**Do this:**
Quote the entries word for word. Omit the pictures.

====== Provided material ======

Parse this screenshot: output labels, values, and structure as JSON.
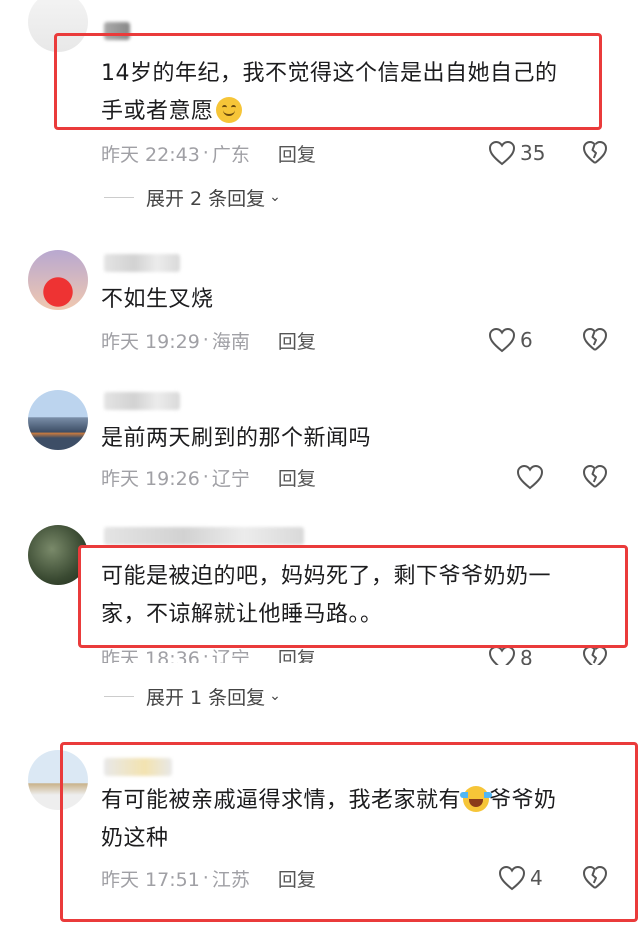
{
  "comments": [
    {
      "text_line1": "14岁的年纪，我不觉得这个信是出自她自己的",
      "text_line2": "手或者意愿",
      "time": "昨天 22:43",
      "location": "广东",
      "reply_label": "回复",
      "likes": "35",
      "expand_label": "展开 2 条回复"
    },
    {
      "text_line1": "不如生叉烧",
      "time": "昨天 19:29",
      "location": "海南",
      "reply_label": "回复",
      "likes": "6"
    },
    {
      "text_line1": "是前两天刷到的那个新闻吗",
      "time": "昨天 19:26",
      "location": "辽宁",
      "reply_label": "回复",
      "likes": ""
    },
    {
      "text_line1": "可能是被迫的吧，妈妈死了，剩下爷爷奶奶一",
      "text_line2": "家，不谅解就让他睡马路。。",
      "time": "昨天 18:36",
      "location": "辽宁",
      "reply_label": "回复",
      "likes": "8",
      "expand_label": "展开 1 条回复"
    },
    {
      "text_line1a": "有可能被亲戚逼得求情，我老家就有",
      "text_line1b": "爷爷奶",
      "text_line2": "奶这种",
      "time": "昨天 17:51",
      "location": "江苏",
      "reply_label": "回复",
      "likes": "4"
    }
  ],
  "icons": {
    "like": "heart-outline-icon",
    "dislike": "broken-heart-icon",
    "expand": "chevron-down-icon",
    "emoji_1": "smiling-face-emoji",
    "emoji_2": "crying-laughing-emoji"
  },
  "colors": {
    "highlight_box": "#ea3b3b",
    "meta_text": "#a0a0a5",
    "body_text": "#1c1c1e"
  }
}
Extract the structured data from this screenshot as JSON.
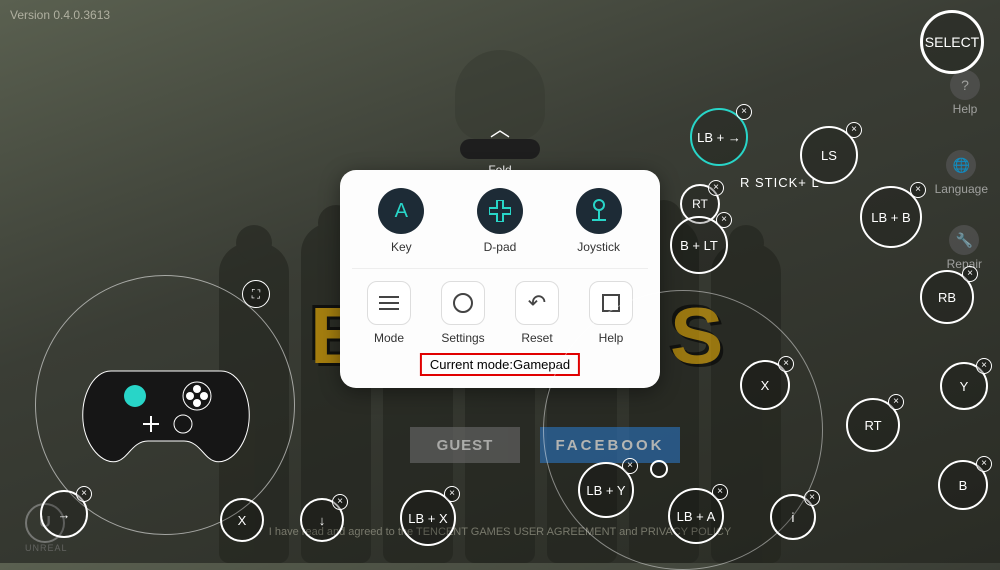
{
  "version": "Version 0.4.0.3613",
  "fold": {
    "label": "Fold"
  },
  "panel": {
    "tools_top": {
      "key": "Key",
      "dpad": "D-pad",
      "joystick": "Joystick"
    },
    "tools_bottom": {
      "mode": "Mode",
      "settings": "Settings",
      "reset": "Reset",
      "help": "Help"
    },
    "current_mode": "Current mode:Gamepad"
  },
  "side": {
    "help": "Help",
    "language": "Language",
    "repair": "Repair"
  },
  "bg_buttons": {
    "guest": "GUEST",
    "facebook": "FACEBOOK"
  },
  "agreement": "I have read and agreed to the TENCENT GAMES USER AGREEMENT and PRIVACY POLICY",
  "unreal": "UNREAL",
  "stick_label": "R STICK+ L",
  "mappings": {
    "select": "SELECT",
    "lb_right": "LB + →",
    "ls": "LS",
    "rt_small": "RT",
    "b_lt": "B + LT",
    "lb_b": "LB + B",
    "rb": "RB",
    "x": "X",
    "y": "Y",
    "rt": "RT",
    "b": "B",
    "lb_y": "LB + Y",
    "lb_a": "LB + A",
    "i_dot": "i",
    "lb_x": "LB + X",
    "down_arrow": "↓",
    "x_close": "X",
    "right_arrow": "→"
  }
}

======

**Task response:**
Parse this screenshot: output labels, values, and structure as JSON.
{
  "comments": [
    {
      "text_line1": "14岁的年纪，我不觉得这个信是出自她自己的",
      "text_line2": "手或者意愿",
      "time": "昨天 22:43",
      "location": "广东",
      "reply_label": "回复",
      "likes": "35",
      "expand_label": "展开 2 条回复"
    },
    {
      "text_line1": "不如生叉烧",
      "time": "昨天 19:29",
      "location": "海南",
      "reply_label": "回复",
      "likes": "6"
    },
    {
      "text_line1": "是前两天刷到的那个新闻吗",
      "time": "昨天 19:26",
      "location": "辽宁",
      "reply_label": "回复",
      "likes": ""
    },
    {
      "text_line1": "可能是被迫的吧，妈妈死了，剩下爷爷奶奶一",
      "text_line2": "家，不谅解就让他睡马路。。",
      "time": "昨天 18:36",
      "location": "辽宁",
      "reply_label": "回复",
      "likes": "8",
      "expand_label": "展开 1 条回复"
    },
    {
      "text_line1a": "有可能被亲戚逼得求情，我老家就有",
      "text_line1b": "爷爷奶",
      "text_line2": "奶这种",
      "time": "昨天 17:51",
      "location": "江苏",
      "reply_label": "回复",
      "likes": "4"
    }
  ],
  "icons": {
    "like": "heart-outline-icon",
    "dislike": "broken-heart-icon",
    "expand": "chevron-down-icon",
    "emoji_1": "smiling-face-emoji",
    "emoji_2": "crying-laughing-emoji"
  },
  "colors": {
    "highlight_box": "#ea3b3b",
    "meta_text": "#a0a0a5",
    "body_text": "#1c1c1e"
  }
}
Extract the structured data from this screenshot as JSON.
{
  "version": "Version 0.4.0.3613",
  "fold": {
    "label": "Fold"
  },
  "panel": {
    "tools_top": {
      "key": "Key",
      "dpad": "D-pad",
      "joystick": "Joystick"
    },
    "tools_bottom": {
      "mode": "Mode",
      "settings": "Settings",
      "reset": "Reset",
      "help": "Help"
    },
    "current_mode": "Current mode:Gamepad"
  },
  "side": {
    "help": "Help",
    "language": "Language",
    "repair": "Repair"
  },
  "bg_buttons": {
    "guest": "GUEST",
    "facebook": "FACEBOOK"
  },
  "agreement": "I have read and agreed to the TENCENT GAMES USER AGREEMENT and PRIVACY POLICY",
  "unreal": "UNREAL",
  "stick_label": "R STICK+ L",
  "mappings": {
    "select": "SELECT",
    "lb_right": "LB + →",
    "ls": "LS",
    "rt_small": "RT",
    "b_lt": "B + LT",
    "lb_b": "LB + B",
    "rb": "RB",
    "x": "X",
    "y": "Y",
    "rt": "RT",
    "b": "B",
    "lb_y": "LB + Y",
    "lb_a": "LB + A",
    "i_dot": "i",
    "lb_x": "LB + X",
    "down_arrow": "↓",
    "x_close": "X",
    "right_arrow": "→"
  }
}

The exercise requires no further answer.